* begin *

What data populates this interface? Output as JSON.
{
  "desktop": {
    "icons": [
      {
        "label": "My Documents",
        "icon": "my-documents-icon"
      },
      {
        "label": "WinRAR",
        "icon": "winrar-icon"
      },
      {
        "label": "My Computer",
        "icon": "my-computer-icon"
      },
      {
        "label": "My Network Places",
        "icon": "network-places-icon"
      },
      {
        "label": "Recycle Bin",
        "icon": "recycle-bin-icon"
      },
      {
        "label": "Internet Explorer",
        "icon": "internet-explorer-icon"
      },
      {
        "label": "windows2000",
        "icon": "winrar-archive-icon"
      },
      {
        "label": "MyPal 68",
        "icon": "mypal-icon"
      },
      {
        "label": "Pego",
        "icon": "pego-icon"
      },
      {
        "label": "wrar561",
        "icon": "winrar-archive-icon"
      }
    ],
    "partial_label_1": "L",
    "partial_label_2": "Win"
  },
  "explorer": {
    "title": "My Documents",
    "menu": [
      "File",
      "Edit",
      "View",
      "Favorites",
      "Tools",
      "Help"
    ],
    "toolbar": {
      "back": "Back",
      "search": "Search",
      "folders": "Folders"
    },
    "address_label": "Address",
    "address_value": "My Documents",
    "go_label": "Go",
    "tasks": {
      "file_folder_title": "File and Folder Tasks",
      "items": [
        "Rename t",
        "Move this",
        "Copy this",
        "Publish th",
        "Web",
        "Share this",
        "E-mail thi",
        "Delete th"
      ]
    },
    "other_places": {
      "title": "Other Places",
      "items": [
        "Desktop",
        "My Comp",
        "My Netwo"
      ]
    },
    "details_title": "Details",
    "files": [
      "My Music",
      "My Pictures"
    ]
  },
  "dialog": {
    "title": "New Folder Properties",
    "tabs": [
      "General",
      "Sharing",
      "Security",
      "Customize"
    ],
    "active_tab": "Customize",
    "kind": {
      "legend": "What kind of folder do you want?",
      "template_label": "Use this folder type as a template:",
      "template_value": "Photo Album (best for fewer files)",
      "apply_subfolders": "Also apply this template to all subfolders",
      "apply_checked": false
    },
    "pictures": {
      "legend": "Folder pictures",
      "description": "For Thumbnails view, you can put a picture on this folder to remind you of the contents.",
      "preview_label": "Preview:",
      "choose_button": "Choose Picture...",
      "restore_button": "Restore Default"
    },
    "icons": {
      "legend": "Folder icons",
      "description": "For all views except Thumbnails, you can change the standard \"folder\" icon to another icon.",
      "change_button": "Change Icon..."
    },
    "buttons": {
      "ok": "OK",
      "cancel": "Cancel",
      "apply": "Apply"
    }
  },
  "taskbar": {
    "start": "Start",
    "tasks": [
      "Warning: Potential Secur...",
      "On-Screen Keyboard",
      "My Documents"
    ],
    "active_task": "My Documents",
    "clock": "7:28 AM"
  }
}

* end *

WRITTEN PROBLEM ->
Quote every record above exactly.

SOLVED PROBLEM ->
What data populates this interface? Output as JSON.
{
  "desktop": {
    "icons": [
      {
        "label": "My Documents",
        "icon": "my-documents-icon"
      },
      {
        "label": "WinRAR",
        "icon": "winrar-icon"
      },
      {
        "label": "My Computer",
        "icon": "my-computer-icon"
      },
      {
        "label": "My Network Places",
        "icon": "network-places-icon"
      },
      {
        "label": "Recycle Bin",
        "icon": "recycle-bin-icon"
      },
      {
        "label": "Internet Explorer",
        "icon": "internet-explorer-icon"
      },
      {
        "label": "windows2000",
        "icon": "winrar-archive-icon"
      },
      {
        "label": "MyPal 68",
        "icon": "mypal-icon"
      },
      {
        "label": "Pego",
        "icon": "pego-icon"
      },
      {
        "label": "wrar561",
        "icon": "winrar-archive-icon"
      }
    ],
    "partial_label_1": "L",
    "partial_label_2": "Win"
  },
  "explorer": {
    "title": "My Documents",
    "menu": [
      "File",
      "Edit",
      "View",
      "Favorites",
      "Tools",
      "Help"
    ],
    "toolbar": {
      "back": "Back",
      "search": "Search",
      "folders": "Folders"
    },
    "address_label": "Address",
    "address_value": "My Documents",
    "go_label": "Go",
    "tasks": {
      "file_folder_title": "File and Folder Tasks",
      "items": [
        "Rename t",
        "Move this",
        "Copy this",
        "Publish th",
        "Web",
        "Share this",
        "E-mail thi",
        "Delete th"
      ]
    },
    "other_places": {
      "title": "Other Places",
      "items": [
        "Desktop",
        "My Comp",
        "My Netwo"
      ]
    },
    "details_title": "Details",
    "files": [
      "My Music",
      "My Pictures"
    ]
  },
  "dialog": {
    "title": "New Folder Properties",
    "tabs": [
      "General",
      "Sharing",
      "Security",
      "Customize"
    ],
    "active_tab": "Customize",
    "kind": {
      "legend": "What kind of folder do you want?",
      "template_label": "Use this folder type as a template:",
      "template_value": "Photo Album (best for fewer files)",
      "apply_subfolders": "Also apply this template to all subfolders",
      "apply_checked": false
    },
    "pictures": {
      "legend": "Folder pictures",
      "description": "For Thumbnails view, you can put a picture on this folder to remind you of the contents.",
      "preview_label": "Preview:",
      "choose_button": "Choose Picture...",
      "restore_button": "Restore Default"
    },
    "icons": {
      "legend": "Folder icons",
      "description": "For all views except Thumbnails, you can change the standard \"folder\" icon to another icon.",
      "change_button": "Change Icon..."
    },
    "buttons": {
      "ok": "OK",
      "cancel": "Cancel",
      "apply": "Apply"
    }
  },
  "taskbar": {
    "start": "Start",
    "tasks": [
      "Warning: Potential Secur...",
      "On-Screen Keyboard",
      "My Documents"
    ],
    "active_task": "My Documents",
    "clock": "7:28 AM"
  }
}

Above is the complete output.